* SET PROBLEM
Where a line holds the word "Overall", copy that line.

::::

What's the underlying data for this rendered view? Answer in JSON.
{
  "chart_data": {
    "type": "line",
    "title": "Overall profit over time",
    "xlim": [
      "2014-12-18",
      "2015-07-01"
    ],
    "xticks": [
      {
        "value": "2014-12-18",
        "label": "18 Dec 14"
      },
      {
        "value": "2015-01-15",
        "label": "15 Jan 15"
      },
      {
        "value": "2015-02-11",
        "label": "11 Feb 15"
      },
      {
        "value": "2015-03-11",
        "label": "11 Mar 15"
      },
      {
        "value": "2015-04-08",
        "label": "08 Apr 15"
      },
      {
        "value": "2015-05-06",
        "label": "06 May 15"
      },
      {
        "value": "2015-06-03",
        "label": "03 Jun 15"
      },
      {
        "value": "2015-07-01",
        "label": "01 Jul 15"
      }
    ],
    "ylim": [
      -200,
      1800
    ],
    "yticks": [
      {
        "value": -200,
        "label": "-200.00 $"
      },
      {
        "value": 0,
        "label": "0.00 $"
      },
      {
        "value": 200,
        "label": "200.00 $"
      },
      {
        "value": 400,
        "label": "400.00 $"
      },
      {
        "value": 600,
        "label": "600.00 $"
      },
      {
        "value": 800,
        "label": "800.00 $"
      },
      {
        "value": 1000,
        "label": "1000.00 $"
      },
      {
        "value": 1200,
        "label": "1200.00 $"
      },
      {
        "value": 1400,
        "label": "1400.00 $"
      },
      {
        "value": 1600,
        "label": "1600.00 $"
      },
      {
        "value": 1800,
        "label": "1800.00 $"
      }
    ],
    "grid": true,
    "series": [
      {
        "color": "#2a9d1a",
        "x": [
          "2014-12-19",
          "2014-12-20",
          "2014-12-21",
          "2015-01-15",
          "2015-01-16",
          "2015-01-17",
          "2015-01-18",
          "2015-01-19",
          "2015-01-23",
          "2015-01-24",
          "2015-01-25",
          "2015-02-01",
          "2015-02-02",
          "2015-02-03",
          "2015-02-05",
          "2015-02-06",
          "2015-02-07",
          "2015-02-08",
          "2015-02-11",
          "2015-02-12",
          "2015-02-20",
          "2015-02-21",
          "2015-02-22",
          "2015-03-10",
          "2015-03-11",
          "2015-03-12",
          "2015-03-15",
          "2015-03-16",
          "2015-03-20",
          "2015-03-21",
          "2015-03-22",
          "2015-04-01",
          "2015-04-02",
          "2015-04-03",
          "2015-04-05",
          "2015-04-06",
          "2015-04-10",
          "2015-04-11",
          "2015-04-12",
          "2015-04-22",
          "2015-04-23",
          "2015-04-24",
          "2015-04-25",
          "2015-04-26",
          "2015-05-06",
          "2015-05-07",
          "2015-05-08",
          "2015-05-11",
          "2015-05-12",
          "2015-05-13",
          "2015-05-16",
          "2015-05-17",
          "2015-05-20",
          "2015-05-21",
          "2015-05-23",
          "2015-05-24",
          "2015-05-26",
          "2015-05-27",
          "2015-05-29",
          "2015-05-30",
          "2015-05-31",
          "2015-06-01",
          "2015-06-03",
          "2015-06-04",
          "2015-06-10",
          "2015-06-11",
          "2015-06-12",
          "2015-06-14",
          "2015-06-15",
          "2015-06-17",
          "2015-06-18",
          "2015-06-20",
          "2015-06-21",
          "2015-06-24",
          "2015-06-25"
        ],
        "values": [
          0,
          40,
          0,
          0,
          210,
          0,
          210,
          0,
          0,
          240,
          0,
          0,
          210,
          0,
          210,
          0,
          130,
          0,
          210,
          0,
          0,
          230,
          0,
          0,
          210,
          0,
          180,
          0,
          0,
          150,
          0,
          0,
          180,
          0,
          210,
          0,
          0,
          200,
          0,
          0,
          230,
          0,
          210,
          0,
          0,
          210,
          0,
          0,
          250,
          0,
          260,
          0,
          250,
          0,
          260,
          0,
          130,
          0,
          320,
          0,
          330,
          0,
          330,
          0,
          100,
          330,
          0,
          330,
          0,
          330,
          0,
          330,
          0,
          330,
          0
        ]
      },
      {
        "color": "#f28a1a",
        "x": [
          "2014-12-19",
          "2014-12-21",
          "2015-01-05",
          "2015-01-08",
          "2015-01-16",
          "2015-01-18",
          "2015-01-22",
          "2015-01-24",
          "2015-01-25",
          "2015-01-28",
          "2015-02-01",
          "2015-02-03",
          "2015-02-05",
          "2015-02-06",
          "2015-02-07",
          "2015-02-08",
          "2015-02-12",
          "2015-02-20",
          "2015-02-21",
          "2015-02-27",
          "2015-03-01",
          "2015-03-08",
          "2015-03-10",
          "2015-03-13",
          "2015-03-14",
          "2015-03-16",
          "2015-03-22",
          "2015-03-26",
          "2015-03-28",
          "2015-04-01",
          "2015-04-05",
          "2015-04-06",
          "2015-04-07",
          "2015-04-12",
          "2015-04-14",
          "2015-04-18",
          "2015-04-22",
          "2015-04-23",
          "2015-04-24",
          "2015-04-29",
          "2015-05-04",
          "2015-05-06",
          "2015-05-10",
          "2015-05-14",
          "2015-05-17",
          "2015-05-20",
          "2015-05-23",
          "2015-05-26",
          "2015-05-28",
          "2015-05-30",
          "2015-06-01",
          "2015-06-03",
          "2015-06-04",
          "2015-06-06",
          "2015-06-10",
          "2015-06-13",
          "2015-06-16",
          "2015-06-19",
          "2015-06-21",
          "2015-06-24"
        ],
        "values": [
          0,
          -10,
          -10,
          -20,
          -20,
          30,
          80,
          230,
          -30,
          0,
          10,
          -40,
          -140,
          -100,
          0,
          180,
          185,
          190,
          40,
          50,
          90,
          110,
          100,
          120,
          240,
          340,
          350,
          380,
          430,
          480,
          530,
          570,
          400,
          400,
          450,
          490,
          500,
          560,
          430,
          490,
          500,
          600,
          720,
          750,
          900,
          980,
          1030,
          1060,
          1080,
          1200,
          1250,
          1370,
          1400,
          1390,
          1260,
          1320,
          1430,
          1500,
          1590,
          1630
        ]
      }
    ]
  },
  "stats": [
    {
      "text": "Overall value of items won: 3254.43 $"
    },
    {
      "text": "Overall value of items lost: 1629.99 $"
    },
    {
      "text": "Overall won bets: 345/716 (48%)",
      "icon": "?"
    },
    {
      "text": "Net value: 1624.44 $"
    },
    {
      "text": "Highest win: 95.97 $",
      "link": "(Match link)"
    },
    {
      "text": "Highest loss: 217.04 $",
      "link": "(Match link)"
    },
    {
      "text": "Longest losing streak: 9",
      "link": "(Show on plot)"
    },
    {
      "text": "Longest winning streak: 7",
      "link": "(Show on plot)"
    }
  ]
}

::::

* CORRECT OUTPUT
    "title": "Overall profit over time",
      "text": "Overall value of items won: 3254.43 $"
      "text": "Overall value of items lost: 1629.99 $"
      "text": "Overall won bets: 345/716 (48%)",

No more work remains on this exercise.